[Stored entries]

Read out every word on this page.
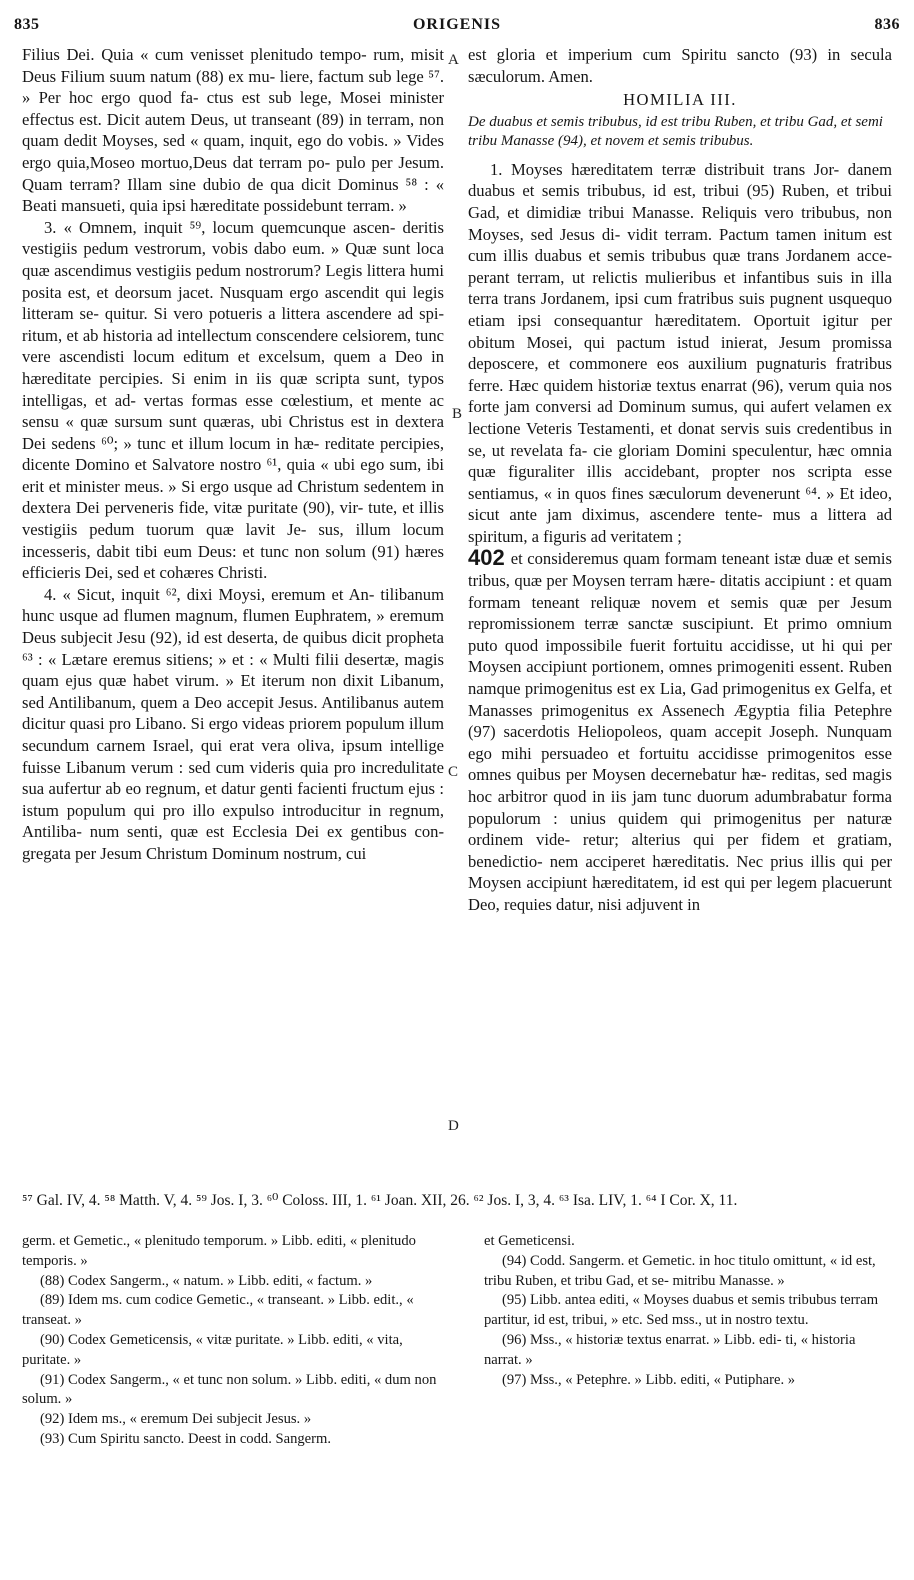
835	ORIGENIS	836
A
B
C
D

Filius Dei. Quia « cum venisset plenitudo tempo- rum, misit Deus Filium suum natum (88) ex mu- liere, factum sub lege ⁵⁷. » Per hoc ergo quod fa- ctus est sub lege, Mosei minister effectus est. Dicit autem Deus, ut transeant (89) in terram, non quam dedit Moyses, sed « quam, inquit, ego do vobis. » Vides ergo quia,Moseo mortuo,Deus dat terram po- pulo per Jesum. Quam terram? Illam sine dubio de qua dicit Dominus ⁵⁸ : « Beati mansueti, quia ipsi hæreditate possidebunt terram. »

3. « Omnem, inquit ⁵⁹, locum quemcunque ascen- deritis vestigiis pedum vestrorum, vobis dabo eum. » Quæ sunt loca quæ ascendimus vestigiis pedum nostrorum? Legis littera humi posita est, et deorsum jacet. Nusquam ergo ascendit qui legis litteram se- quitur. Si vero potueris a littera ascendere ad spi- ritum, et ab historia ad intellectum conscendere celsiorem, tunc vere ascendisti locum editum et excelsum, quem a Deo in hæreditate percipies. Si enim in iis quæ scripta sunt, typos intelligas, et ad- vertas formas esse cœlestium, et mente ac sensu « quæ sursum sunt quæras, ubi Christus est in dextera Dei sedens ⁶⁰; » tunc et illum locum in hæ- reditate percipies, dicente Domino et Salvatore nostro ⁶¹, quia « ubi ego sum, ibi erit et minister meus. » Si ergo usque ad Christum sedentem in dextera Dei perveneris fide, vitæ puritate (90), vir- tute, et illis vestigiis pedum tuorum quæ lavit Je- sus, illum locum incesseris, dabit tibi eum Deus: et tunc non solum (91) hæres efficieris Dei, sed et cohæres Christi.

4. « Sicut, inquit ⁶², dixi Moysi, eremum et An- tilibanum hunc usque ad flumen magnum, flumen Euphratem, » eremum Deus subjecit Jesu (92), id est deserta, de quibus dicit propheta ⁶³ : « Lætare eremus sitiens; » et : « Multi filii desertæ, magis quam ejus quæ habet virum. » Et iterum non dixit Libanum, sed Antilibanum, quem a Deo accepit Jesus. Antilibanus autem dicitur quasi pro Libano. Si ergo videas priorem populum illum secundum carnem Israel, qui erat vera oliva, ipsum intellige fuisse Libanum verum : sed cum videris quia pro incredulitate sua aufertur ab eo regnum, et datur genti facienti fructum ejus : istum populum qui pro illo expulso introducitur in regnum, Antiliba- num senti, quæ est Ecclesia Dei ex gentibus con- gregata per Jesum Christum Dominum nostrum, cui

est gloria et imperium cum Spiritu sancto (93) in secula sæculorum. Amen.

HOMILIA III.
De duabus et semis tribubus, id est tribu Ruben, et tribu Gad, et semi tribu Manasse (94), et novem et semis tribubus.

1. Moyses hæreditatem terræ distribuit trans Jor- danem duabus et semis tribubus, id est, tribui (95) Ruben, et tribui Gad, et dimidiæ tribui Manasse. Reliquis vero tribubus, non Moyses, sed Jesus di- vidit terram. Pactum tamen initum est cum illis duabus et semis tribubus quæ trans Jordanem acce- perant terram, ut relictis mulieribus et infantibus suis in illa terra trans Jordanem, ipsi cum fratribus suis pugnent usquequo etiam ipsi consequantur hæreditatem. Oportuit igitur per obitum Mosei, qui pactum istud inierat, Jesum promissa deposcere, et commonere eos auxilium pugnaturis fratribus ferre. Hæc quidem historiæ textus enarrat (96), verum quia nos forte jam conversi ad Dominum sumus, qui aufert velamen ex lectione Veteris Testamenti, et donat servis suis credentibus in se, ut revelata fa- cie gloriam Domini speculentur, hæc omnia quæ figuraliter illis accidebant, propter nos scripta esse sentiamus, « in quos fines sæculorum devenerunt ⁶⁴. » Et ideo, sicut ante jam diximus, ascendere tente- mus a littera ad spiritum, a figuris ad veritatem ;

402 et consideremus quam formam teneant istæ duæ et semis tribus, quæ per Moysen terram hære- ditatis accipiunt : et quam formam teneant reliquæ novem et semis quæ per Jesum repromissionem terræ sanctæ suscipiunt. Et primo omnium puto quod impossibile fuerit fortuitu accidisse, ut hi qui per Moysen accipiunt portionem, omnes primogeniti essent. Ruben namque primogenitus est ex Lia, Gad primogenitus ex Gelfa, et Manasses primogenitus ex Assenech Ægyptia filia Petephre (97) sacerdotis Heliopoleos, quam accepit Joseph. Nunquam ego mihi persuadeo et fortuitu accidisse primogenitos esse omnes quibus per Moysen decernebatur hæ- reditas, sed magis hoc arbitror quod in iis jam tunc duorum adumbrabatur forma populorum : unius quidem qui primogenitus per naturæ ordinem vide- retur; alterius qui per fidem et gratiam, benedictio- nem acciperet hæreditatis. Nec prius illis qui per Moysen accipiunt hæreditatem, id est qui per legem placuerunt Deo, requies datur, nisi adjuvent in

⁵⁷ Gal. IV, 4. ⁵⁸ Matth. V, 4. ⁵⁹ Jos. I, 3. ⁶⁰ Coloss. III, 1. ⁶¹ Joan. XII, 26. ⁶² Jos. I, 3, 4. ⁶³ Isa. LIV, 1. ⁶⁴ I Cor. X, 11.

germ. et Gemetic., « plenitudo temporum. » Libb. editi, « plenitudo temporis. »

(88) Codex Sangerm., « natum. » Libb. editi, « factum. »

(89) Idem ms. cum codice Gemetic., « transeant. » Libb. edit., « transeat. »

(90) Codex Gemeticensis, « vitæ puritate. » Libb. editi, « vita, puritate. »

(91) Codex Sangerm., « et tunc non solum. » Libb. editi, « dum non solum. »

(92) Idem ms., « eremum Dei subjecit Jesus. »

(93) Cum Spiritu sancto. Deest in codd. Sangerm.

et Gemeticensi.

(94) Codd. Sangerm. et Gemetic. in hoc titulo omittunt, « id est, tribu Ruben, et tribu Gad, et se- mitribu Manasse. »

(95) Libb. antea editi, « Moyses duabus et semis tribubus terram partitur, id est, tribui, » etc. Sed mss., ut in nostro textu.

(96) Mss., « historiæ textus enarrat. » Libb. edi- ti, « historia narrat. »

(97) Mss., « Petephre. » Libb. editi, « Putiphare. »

--

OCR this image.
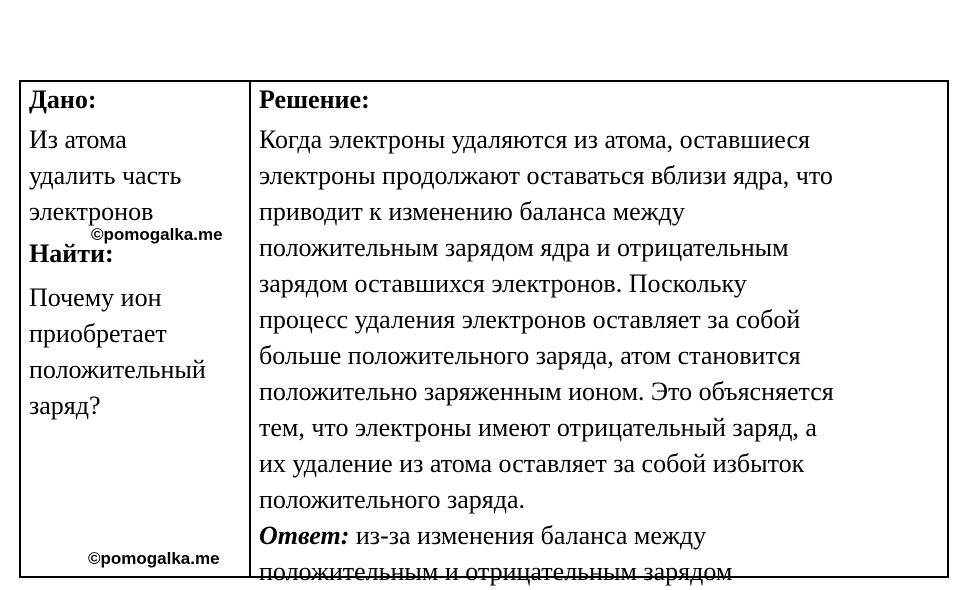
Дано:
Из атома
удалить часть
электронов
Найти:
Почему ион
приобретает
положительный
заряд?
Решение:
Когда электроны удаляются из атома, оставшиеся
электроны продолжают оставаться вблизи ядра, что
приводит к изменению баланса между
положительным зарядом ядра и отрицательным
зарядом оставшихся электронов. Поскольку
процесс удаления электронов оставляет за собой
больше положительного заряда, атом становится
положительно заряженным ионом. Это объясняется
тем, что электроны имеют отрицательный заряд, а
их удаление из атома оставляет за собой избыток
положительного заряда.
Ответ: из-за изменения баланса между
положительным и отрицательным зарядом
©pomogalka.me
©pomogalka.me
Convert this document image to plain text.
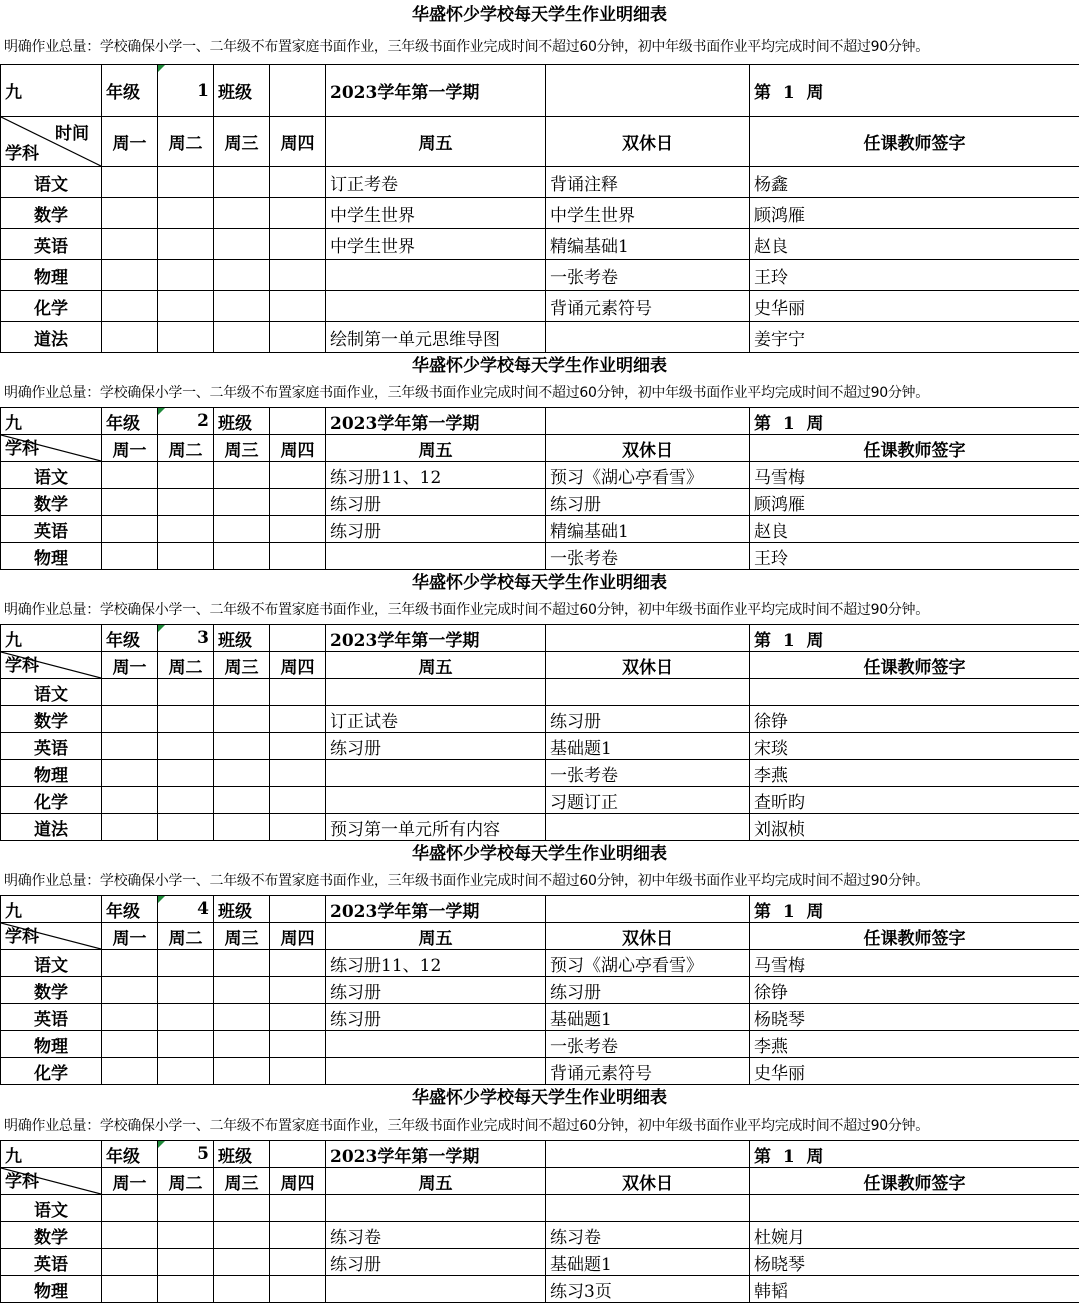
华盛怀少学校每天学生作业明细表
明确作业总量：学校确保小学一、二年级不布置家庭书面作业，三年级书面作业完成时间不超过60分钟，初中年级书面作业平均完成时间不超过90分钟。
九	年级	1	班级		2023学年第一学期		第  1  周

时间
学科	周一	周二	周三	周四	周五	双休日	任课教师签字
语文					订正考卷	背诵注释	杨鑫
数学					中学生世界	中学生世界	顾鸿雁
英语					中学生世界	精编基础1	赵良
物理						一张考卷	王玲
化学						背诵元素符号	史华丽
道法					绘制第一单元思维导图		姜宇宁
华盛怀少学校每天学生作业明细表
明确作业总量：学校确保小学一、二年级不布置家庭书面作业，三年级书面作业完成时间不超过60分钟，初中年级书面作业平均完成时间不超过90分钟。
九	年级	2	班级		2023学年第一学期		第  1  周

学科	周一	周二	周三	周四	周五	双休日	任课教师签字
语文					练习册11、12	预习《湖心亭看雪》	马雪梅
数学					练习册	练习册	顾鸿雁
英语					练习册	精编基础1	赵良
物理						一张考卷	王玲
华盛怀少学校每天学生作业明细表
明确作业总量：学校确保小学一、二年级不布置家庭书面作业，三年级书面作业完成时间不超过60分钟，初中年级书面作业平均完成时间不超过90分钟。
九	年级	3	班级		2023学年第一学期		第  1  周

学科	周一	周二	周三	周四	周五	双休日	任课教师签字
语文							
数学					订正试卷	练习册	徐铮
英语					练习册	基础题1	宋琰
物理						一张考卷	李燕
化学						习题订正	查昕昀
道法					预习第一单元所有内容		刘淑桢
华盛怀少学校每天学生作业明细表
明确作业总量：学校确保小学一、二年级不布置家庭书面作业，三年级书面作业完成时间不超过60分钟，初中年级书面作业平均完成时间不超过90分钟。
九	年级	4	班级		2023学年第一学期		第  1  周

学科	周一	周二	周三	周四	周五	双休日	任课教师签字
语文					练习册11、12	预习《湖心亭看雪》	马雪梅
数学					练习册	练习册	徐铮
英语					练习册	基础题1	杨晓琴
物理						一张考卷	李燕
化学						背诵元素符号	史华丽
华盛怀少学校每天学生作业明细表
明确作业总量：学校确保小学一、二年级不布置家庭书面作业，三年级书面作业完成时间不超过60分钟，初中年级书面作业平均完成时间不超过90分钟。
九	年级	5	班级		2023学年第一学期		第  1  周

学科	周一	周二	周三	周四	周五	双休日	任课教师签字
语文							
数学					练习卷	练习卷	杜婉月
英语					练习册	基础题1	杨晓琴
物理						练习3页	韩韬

**Your task**
Indicate how many lines of the material include the word "sancto"; the number alone is required.

**The result**
2